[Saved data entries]
Begin

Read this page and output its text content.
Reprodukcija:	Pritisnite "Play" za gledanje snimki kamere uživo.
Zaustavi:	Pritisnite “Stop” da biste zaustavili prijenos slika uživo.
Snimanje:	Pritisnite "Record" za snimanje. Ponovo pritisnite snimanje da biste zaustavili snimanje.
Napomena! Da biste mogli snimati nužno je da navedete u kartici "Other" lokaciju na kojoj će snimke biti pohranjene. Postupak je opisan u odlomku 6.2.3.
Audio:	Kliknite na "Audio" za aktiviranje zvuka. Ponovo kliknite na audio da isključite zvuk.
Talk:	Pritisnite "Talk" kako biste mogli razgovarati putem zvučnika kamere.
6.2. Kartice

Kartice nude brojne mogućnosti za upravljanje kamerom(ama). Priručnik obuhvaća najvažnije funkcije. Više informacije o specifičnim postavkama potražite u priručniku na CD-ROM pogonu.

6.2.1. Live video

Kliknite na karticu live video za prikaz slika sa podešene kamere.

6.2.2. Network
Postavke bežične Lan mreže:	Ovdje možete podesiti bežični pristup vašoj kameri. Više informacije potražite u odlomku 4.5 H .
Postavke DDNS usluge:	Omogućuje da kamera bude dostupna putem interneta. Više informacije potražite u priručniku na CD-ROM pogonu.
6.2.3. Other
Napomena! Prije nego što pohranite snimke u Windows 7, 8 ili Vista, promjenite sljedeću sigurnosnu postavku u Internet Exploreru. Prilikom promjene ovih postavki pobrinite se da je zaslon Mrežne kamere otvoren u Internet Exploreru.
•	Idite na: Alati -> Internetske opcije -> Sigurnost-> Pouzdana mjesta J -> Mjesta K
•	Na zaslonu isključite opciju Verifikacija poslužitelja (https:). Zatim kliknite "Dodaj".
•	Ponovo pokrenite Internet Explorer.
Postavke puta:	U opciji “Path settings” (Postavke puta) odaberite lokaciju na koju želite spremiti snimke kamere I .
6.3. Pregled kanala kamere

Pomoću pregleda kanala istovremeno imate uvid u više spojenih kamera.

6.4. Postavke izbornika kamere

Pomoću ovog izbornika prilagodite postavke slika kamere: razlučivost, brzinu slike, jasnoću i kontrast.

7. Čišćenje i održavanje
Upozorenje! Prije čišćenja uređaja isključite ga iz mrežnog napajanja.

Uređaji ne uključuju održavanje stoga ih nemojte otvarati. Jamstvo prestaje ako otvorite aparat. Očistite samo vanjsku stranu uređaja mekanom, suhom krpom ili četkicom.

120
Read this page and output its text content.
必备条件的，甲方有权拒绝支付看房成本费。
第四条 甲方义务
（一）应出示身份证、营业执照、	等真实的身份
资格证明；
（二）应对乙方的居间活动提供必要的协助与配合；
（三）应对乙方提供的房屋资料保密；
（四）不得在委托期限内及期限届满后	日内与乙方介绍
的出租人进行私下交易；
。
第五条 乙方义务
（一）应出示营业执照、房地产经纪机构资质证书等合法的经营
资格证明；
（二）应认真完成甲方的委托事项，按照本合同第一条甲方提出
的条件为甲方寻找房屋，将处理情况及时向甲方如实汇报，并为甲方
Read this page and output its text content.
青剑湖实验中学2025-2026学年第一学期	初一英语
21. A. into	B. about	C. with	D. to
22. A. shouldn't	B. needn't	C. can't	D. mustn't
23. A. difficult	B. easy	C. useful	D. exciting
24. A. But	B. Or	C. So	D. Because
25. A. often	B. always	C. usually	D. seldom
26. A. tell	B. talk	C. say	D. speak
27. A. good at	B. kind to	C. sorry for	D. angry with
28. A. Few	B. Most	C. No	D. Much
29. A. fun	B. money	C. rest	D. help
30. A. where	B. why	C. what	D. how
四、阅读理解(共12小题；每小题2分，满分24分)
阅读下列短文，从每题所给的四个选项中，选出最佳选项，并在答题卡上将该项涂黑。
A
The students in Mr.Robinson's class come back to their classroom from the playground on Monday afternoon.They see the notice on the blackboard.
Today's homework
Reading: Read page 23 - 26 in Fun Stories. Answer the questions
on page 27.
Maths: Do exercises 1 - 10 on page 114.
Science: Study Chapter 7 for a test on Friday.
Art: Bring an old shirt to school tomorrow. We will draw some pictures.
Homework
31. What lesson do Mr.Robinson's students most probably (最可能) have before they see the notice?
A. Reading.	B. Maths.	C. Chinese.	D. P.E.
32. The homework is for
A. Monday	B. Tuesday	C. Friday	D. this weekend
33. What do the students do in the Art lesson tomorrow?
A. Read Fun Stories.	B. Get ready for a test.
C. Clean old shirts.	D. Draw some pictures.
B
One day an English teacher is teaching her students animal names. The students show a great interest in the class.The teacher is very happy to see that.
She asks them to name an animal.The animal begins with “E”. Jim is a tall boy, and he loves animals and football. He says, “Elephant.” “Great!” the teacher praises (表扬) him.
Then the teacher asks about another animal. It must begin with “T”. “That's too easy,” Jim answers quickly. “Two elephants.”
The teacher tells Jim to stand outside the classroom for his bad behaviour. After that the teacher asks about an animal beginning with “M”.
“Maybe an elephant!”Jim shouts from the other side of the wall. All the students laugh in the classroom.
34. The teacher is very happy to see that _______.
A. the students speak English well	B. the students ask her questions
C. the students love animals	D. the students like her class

End

* GIVEN TASK:
Report how many lines of the preceding records include "Maths". Output the number only.

* EXERCISE ANSWER:
2